*GIVEN INSTRUCTION*.
Search the material below for the string "value" and list each line that holds it.

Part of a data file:
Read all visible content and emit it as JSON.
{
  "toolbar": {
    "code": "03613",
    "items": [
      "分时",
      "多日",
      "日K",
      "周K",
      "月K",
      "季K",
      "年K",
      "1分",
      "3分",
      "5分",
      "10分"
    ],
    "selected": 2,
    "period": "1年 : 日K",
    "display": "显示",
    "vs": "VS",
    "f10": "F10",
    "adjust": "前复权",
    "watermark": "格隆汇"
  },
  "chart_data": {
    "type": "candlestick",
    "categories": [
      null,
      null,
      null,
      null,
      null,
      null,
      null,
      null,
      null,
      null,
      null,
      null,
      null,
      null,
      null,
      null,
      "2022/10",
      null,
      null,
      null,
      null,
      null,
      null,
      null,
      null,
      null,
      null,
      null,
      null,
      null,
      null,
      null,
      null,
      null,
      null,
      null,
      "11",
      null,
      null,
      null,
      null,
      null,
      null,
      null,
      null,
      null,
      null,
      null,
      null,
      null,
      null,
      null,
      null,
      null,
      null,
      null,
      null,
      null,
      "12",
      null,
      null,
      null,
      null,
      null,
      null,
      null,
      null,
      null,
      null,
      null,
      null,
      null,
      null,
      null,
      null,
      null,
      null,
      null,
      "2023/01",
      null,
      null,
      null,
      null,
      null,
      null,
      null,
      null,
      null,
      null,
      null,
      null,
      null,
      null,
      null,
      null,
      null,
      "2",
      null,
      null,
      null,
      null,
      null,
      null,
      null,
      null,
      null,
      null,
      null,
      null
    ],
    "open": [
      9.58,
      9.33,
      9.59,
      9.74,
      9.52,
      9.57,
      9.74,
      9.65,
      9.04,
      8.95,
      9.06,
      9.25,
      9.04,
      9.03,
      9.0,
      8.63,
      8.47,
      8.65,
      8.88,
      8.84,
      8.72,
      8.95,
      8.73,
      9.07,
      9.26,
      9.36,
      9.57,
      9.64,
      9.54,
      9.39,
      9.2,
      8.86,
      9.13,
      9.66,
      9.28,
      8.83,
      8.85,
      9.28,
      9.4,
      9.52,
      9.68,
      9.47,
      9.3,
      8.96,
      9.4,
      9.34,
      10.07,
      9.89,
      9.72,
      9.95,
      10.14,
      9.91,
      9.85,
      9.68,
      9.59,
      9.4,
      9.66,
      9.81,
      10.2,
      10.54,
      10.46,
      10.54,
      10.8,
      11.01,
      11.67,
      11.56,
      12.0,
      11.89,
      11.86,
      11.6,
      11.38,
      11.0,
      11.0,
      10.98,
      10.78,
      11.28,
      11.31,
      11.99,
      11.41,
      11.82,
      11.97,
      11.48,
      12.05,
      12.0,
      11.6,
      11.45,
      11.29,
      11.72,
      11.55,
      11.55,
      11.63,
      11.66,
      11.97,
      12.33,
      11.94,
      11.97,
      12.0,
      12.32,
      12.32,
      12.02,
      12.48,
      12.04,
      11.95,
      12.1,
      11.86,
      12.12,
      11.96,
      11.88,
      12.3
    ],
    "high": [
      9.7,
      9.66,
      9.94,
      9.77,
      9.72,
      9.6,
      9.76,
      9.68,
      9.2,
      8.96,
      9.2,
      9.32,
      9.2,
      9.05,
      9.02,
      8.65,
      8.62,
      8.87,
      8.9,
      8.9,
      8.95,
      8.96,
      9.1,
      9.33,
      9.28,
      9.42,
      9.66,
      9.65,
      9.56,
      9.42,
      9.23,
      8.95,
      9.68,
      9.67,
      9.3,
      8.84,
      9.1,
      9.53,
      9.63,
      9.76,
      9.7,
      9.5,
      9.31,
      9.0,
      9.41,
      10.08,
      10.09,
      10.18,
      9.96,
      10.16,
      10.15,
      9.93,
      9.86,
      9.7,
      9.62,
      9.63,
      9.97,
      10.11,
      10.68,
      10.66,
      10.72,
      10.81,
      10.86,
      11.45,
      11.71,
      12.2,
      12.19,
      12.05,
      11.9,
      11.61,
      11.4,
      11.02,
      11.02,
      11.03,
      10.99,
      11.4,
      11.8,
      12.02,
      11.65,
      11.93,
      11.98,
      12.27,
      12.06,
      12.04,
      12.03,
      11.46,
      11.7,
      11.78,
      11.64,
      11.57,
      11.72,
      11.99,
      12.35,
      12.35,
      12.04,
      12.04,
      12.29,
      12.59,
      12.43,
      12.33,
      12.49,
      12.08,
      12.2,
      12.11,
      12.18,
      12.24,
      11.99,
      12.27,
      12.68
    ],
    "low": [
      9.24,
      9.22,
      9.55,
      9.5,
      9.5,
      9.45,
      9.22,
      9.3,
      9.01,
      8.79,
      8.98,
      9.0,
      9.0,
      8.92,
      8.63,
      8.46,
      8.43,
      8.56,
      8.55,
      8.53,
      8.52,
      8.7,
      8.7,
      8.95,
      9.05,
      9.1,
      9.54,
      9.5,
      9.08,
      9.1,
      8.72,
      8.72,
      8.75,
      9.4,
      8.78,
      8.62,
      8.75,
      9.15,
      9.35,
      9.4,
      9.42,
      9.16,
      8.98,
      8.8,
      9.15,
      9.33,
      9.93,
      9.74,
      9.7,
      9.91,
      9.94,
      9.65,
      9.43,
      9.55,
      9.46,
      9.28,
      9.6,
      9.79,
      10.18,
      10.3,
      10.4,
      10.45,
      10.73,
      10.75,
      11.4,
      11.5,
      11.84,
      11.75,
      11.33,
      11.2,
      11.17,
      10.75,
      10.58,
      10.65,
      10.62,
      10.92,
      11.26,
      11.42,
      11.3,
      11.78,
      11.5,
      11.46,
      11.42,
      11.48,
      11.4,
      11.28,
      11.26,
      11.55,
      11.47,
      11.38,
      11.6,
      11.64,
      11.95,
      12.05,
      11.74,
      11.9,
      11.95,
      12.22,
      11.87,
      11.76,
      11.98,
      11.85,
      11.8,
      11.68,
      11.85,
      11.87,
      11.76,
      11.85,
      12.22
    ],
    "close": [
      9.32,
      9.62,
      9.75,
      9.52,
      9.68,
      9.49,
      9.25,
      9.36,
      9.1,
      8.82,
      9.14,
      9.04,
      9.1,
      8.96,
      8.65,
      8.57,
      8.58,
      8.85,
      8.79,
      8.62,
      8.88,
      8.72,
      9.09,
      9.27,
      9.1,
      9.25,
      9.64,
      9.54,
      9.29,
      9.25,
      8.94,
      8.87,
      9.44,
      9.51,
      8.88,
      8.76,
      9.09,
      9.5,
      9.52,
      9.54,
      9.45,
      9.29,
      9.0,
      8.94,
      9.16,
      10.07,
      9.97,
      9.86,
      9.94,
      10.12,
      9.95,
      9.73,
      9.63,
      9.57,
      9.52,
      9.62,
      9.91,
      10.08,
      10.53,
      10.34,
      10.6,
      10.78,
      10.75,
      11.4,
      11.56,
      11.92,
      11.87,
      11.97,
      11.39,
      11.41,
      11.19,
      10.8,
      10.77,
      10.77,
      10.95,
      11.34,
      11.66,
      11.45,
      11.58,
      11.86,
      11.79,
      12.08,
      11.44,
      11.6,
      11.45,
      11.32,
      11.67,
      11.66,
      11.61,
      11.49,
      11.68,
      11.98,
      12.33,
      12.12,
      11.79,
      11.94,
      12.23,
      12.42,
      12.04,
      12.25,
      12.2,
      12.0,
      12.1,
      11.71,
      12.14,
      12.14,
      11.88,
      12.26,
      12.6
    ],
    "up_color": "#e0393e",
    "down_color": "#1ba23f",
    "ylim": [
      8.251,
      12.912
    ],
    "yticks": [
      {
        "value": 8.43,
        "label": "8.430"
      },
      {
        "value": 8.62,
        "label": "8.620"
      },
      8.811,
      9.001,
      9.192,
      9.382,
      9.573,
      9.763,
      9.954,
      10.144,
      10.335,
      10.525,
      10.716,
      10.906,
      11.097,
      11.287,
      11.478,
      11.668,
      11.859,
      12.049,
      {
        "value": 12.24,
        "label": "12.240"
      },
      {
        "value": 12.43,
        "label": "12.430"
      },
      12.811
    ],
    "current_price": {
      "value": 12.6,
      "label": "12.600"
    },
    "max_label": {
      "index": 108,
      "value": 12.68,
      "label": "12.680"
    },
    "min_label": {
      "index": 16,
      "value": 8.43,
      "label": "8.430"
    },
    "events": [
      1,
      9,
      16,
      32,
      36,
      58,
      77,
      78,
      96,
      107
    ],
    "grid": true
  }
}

*CORRECT RESPONSE*.
        "value": 8.43,
        "value": 8.62,
        "value": 12.24,
        "value": 12.43,
      "value": 12.6,
      "value": 12.68,
      "value": 8.43,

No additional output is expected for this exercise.